[Data entries]
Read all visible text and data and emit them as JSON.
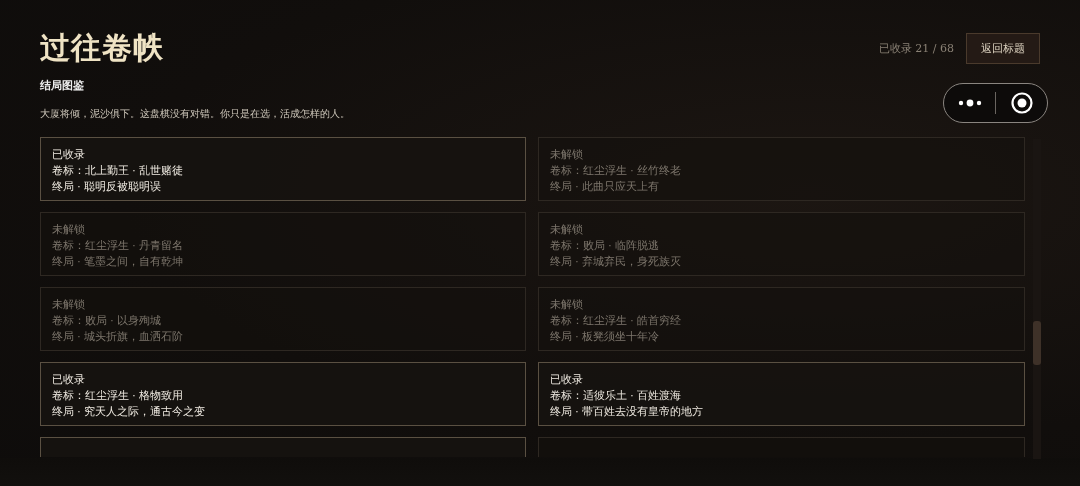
{
  "header": {
    "title": "过往卷帙",
    "subtitle": "结局图鉴",
    "description": "大厦将倾，泥沙俱下。这盘棋没有对错。你只是在选，活成怎样的人。",
    "progress": "已收录 21 / 68",
    "back_button": "返回标题"
  },
  "endings": [
    {
      "unlocked": true,
      "status": "已收录",
      "volume": "卷标：北上勤王 · 乱世赌徒",
      "ending": "终局 · 聪明反被聪明误"
    },
    {
      "unlocked": false,
      "status": "未解锁",
      "volume": "卷标：红尘浮生 · 丝竹终老",
      "ending": "终局 · 此曲只应天上有"
    },
    {
      "unlocked": false,
      "status": "未解锁",
      "volume": "卷标：红尘浮生 · 丹青留名",
      "ending": "终局 · 笔墨之间，自有乾坤"
    },
    {
      "unlocked": false,
      "status": "未解锁",
      "volume": "卷标：败局 · 临阵脱逃",
      "ending": "终局 · 弃城弃民，身死族灭"
    },
    {
      "unlocked": false,
      "status": "未解锁",
      "volume": "卷标：败局 · 以身殉城",
      "ending": "终局 · 城头折旗，血洒石阶"
    },
    {
      "unlocked": false,
      "status": "未解锁",
      "volume": "卷标：红尘浮生 · 皓首穷经",
      "ending": "终局 · 板凳须坐十年冷"
    },
    {
      "unlocked": true,
      "status": "已收录",
      "volume": "卷标：红尘浮生 · 格物致用",
      "ending": "终局 · 究天人之际，通古今之变"
    },
    {
      "unlocked": true,
      "status": "已收录",
      "volume": "卷标：适彼乐土 · 百姓渡海",
      "ending": "终局 · 带百姓去没有皇帝的地方"
    },
    {
      "unlocked": true
    },
    {
      "unlocked": false
    }
  ]
}
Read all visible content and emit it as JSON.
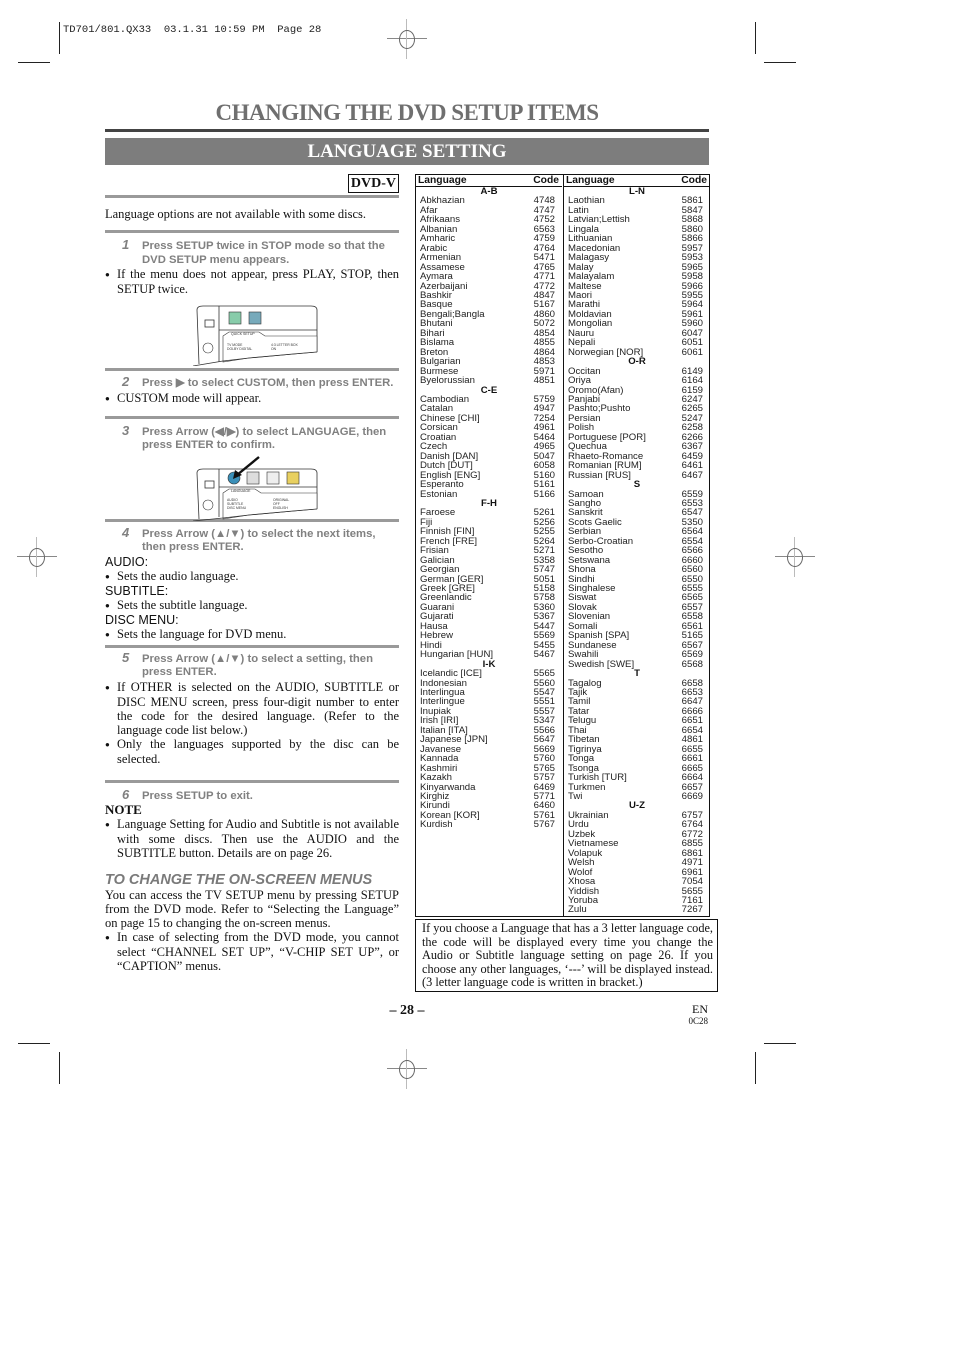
{
  "slug": "TD701/801.QX33  03.1.31 10:59 PM  Page 28",
  "title": "CHANGING THE DVD SETUP ITEMS",
  "banner": "LANGUAGE SETTING",
  "badge": "DVD-V",
  "intro": "Language options are not available with some discs.",
  "steps": {
    "s1": {
      "num": "1",
      "text": "Press SETUP twice in STOP mode so that the DVD SETUP menu appears."
    },
    "s1_bullet": "If the menu does not appear, press PLAY, STOP, then SETUP twice.",
    "s2": {
      "num": "2",
      "text": "Press ▶ to select CUSTOM, then press ENTER."
    },
    "s2_bullet": "CUSTOM mode will appear.",
    "s3": {
      "num": "3",
      "text": "Press Arrow (◀/▶) to select LANGUAGE, then press ENTER to confirm."
    },
    "s4": {
      "num": "4",
      "text": "Press Arrow (▲/▼) to select the next items, then press ENTER."
    },
    "audio_label": "AUDIO:",
    "audio_bullet": "Sets the audio language.",
    "subtitle_label": "SUBTITLE:",
    "subtitle_bullet": "Sets the subtitle language.",
    "discmenu_label": "DISC MENU:",
    "discmenu_bullet": "Sets the language for DVD menu.",
    "s5": {
      "num": "5",
      "text": "Press Arrow (▲/▼) to select a setting, then press ENTER."
    },
    "s5_bullet1": "If OTHER is selected on the AUDIO, SUBTITLE or DISC MENU screen, press four-digit number to enter the code for the desired language. (Refer to the language code list below.)",
    "s5_bullet2": "Only the languages supported by the disc can be selected.",
    "s6": {
      "num": "6",
      "text": "Press SETUP to exit."
    }
  },
  "screen1": {
    "tab": "QUICK SETUP",
    "row1_label": "TV MODE",
    "row1_value": "4:3 LETTER BOX",
    "row2_label": "DOLBY DIGITAL",
    "row2_value": "ON"
  },
  "screen2": {
    "tab": "LANGUAGE",
    "row1_label": "AUDIO",
    "row1_value": "ORIGINAL",
    "row2_label": "SUBTITLE",
    "row2_value": "OFF",
    "row3_label": "DISC MENU",
    "row3_value": "ENGLISH"
  },
  "note": {
    "label": "NOTE",
    "bullet": "Language Setting for Audio and Subtitle is not available with some discs. Then use the AUDIO and the SUBTITLE button. Details are on page 26."
  },
  "onscreen": {
    "heading": "TO CHANGE THE ON-SCREEN MENUS",
    "para": "You can access the TV SETUP menu by pressing SETUP from the DVD mode. Refer to “Selecting the Language” on page 15 to changing the on-screen menus.",
    "bullet": "In case of selecting from the DVD mode, you cannot select “CHANNEL SET UP”, “V-CHIP SET UP”, or “CAPTION” menus."
  },
  "table": {
    "header_language": "Language",
    "header_code": "Code",
    "columns": [
      [
        {
          "group": "A-B",
          "rows": [
            [
              "Abkhazian",
              "4748"
            ],
            [
              "Afar",
              "4747"
            ],
            [
              "Afrikaans",
              "4752"
            ],
            [
              "Albanian",
              "6563"
            ],
            [
              "Amharic",
              "4759"
            ],
            [
              "Arabic",
              "4764"
            ],
            [
              "Armenian",
              "5471"
            ],
            [
              "Assamese",
              "4765"
            ],
            [
              "Aymara",
              "4771"
            ],
            [
              "Azerbaijani",
              "4772"
            ],
            [
              "Bashkir",
              "4847"
            ],
            [
              "Basque",
              "5167"
            ],
            [
              "Bengali;Bangla",
              "4860"
            ],
            [
              "Bhutani",
              "5072"
            ],
            [
              "Bihari",
              "4854"
            ],
            [
              "Bislama",
              "4855"
            ],
            [
              "Breton",
              "4864"
            ],
            [
              "Bulgarian",
              "4853"
            ],
            [
              "Burmese",
              "5971"
            ],
            [
              "Byelorussian",
              "4851"
            ]
          ]
        },
        {
          "group": "C-E",
          "rows": [
            [
              "Cambodian",
              "5759"
            ],
            [
              "Catalan",
              "4947"
            ],
            [
              "Chinese [CHI]",
              "7254"
            ],
            [
              "Corsican",
              "4961"
            ],
            [
              "Croatian",
              "5464"
            ],
            [
              "Czech",
              "4965"
            ],
            [
              "Danish [DAN]",
              "5047"
            ],
            [
              "Dutch [DUT]",
              "6058"
            ],
            [
              "English [ENG]",
              "5160"
            ],
            [
              "Esperanto",
              "5161"
            ],
            [
              "Estonian",
              "5166"
            ]
          ]
        },
        {
          "group": "F-H",
          "rows": [
            [
              "Faroese",
              "5261"
            ],
            [
              "Fiji",
              "5256"
            ],
            [
              "Finnish [FIN]",
              "5255"
            ],
            [
              "French [FRE]",
              "5264"
            ],
            [
              "Frisian",
              "5271"
            ],
            [
              "Galician",
              "5358"
            ],
            [
              "Georgian",
              "5747"
            ],
            [
              "German [GER]",
              "5051"
            ],
            [
              "Greek [GRE]",
              "5158"
            ],
            [
              "Greenlandic",
              "5758"
            ],
            [
              "Guarani",
              "5360"
            ],
            [
              "Gujarati",
              "5367"
            ],
            [
              "Hausa",
              "5447"
            ],
            [
              "Hebrew",
              "5569"
            ],
            [
              "Hindi",
              "5455"
            ],
            [
              "Hungarian [HUN]",
              "5467"
            ]
          ]
        },
        {
          "group": "I-K",
          "rows": [
            [
              "Icelandic [ICE]",
              "5565"
            ],
            [
              "Indonesian",
              "5560"
            ],
            [
              "Interlingua",
              "5547"
            ],
            [
              "Interlingue",
              "5551"
            ],
            [
              "Inupiak",
              "5557"
            ],
            [
              "Irish [IRI]",
              "5347"
            ],
            [
              "Italian [ITA]",
              "5566"
            ],
            [
              "Japanese [JPN]",
              "5647"
            ],
            [
              "Javanese",
              "5669"
            ],
            [
              "Kannada",
              "5760"
            ],
            [
              "Kashmiri",
              "5765"
            ],
            [
              "Kazakh",
              "5757"
            ],
            [
              "Kinyarwanda",
              "6469"
            ],
            [
              "Kirghiz",
              "5771"
            ],
            [
              "Kirundi",
              "6460"
            ],
            [
              "Korean [KOR]",
              "5761"
            ],
            [
              "Kurdish",
              "5767"
            ]
          ]
        }
      ],
      [
        {
          "group": "L-N",
          "rows": [
            [
              "Laothian",
              "5861"
            ],
            [
              "Latin",
              "5847"
            ],
            [
              "Latvian;Lettish",
              "5868"
            ],
            [
              "Lingala",
              "5860"
            ],
            [
              "Lithuanian",
              "5866"
            ],
            [
              "Macedonian",
              "5957"
            ],
            [
              "Malagasy",
              "5953"
            ],
            [
              "Malay",
              "5965"
            ],
            [
              "Malayalam",
              "5958"
            ],
            [
              "Maltese",
              "5966"
            ],
            [
              "Maori",
              "5955"
            ],
            [
              "Marathi",
              "5964"
            ],
            [
              "Moldavian",
              "5961"
            ],
            [
              "Mongolian",
              "5960"
            ],
            [
              "Nauru",
              "6047"
            ],
            [
              "Nepali",
              "6051"
            ],
            [
              "Norwegian [NOR]",
              "6061"
            ]
          ]
        },
        {
          "group": "O-R",
          "rows": [
            [
              "Occitan",
              "6149"
            ],
            [
              "Oriya",
              "6164"
            ],
            [
              "Oromo(Afan)",
              "6159"
            ],
            [
              "Panjabi",
              "6247"
            ],
            [
              "Pashto;Pushto",
              "6265"
            ],
            [
              "Persian",
              "5247"
            ],
            [
              "Polish",
              "6258"
            ],
            [
              "Portuguese [POR]",
              "6266"
            ],
            [
              "Quechua",
              "6367"
            ],
            [
              "Rhaeto-Romance",
              "6459"
            ],
            [
              "Romanian [RUM]",
              "6461"
            ],
            [
              "Russian [RUS]",
              "6467"
            ]
          ]
        },
        {
          "group": "S",
          "rows": [
            [
              "Samoan",
              "6559"
            ],
            [
              "Sangho",
              "6553"
            ],
            [
              "Sanskrit",
              "6547"
            ],
            [
              "Scots Gaelic",
              "5350"
            ],
            [
              "Serbian",
              "6564"
            ],
            [
              "Serbo-Croatian",
              "6554"
            ],
            [
              "Sesotho",
              "6566"
            ],
            [
              "Setswana",
              "6660"
            ],
            [
              "Shona",
              "6560"
            ],
            [
              "Sindhi",
              "6550"
            ],
            [
              "Singhalese",
              "6555"
            ],
            [
              "Siswat",
              "6565"
            ],
            [
              "Slovak",
              "6557"
            ],
            [
              "Slovenian",
              "6558"
            ],
            [
              "Somali",
              "6561"
            ],
            [
              "Spanish [SPA]",
              "5165"
            ],
            [
              "Sundanese",
              "6567"
            ],
            [
              "Swahili",
              "6569"
            ],
            [
              "Swedish [SWE]",
              "6568"
            ]
          ]
        },
        {
          "group": "T",
          "rows": [
            [
              "Tagalog",
              "6658"
            ],
            [
              "Tajik",
              "6653"
            ],
            [
              "Tamil",
              "6647"
            ],
            [
              "Tatar",
              "6666"
            ],
            [
              "Telugu",
              "6651"
            ],
            [
              "Thai",
              "6654"
            ],
            [
              "Tibetan",
              "4861"
            ],
            [
              "Tigrinya",
              "6655"
            ],
            [
              "Tonga",
              "6661"
            ],
            [
              "Tsonga",
              "6665"
            ],
            [
              "Turkish [TUR]",
              "6664"
            ],
            [
              "Turkmen",
              "6657"
            ],
            [
              "Twi",
              "6669"
            ]
          ]
        },
        {
          "group": "U-Z",
          "rows": [
            [
              "Ukrainian",
              "6757"
            ],
            [
              "Urdu",
              "6764"
            ],
            [
              "Uzbek",
              "6772"
            ],
            [
              "Vietnamese",
              "6855"
            ],
            [
              "Volapuk",
              "6861"
            ],
            [
              "Welsh",
              "4971"
            ],
            [
              "Wolof",
              "6961"
            ],
            [
              "Xhosa",
              "7054"
            ],
            [
              "Yiddish",
              "5655"
            ],
            [
              "Yoruba",
              "7161"
            ],
            [
              "Zulu",
              "7267"
            ]
          ]
        }
      ]
    ]
  },
  "infobox": "If you choose a Language that has a 3 letter language code, the code will be displayed every time you change the Audio or Subtitle language setting on page 26. If you choose any other languages, ‘---’ will be displayed instead. (3 letter language code is written in bracket.)",
  "footer": {
    "page": "– 28 –",
    "lang": "EN",
    "code": "0C28"
  },
  "icons": {
    "screen_icons_step3": [
      "globe-icon",
      "display-icon",
      "speaker-icon",
      "lock-icon"
    ],
    "pointer": "arrow-pointer-icon"
  }
}
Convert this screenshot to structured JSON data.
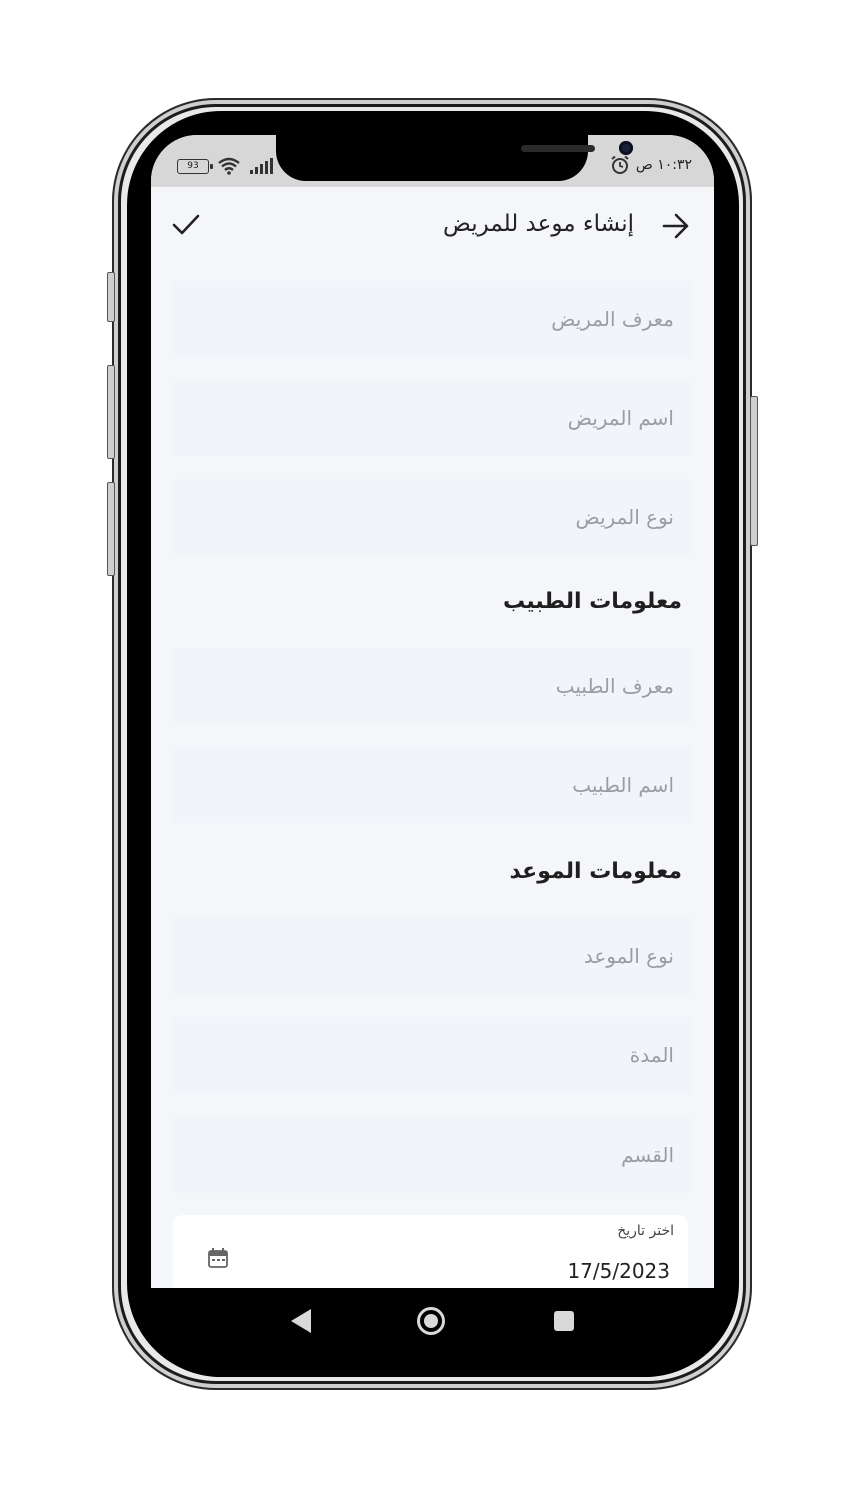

■ **WHAT THE TASK ASKS**
Pick out and copy the lines of the entries that hold the string "STOP".

■ **TASK OUTPUT**
      "text": "Press SETUP twice in STOP mode so that the DVD SETUP menu appears."
    "s1_bullet": "If the menu does not appear, press PLAY, STOP, then SETUP twice.",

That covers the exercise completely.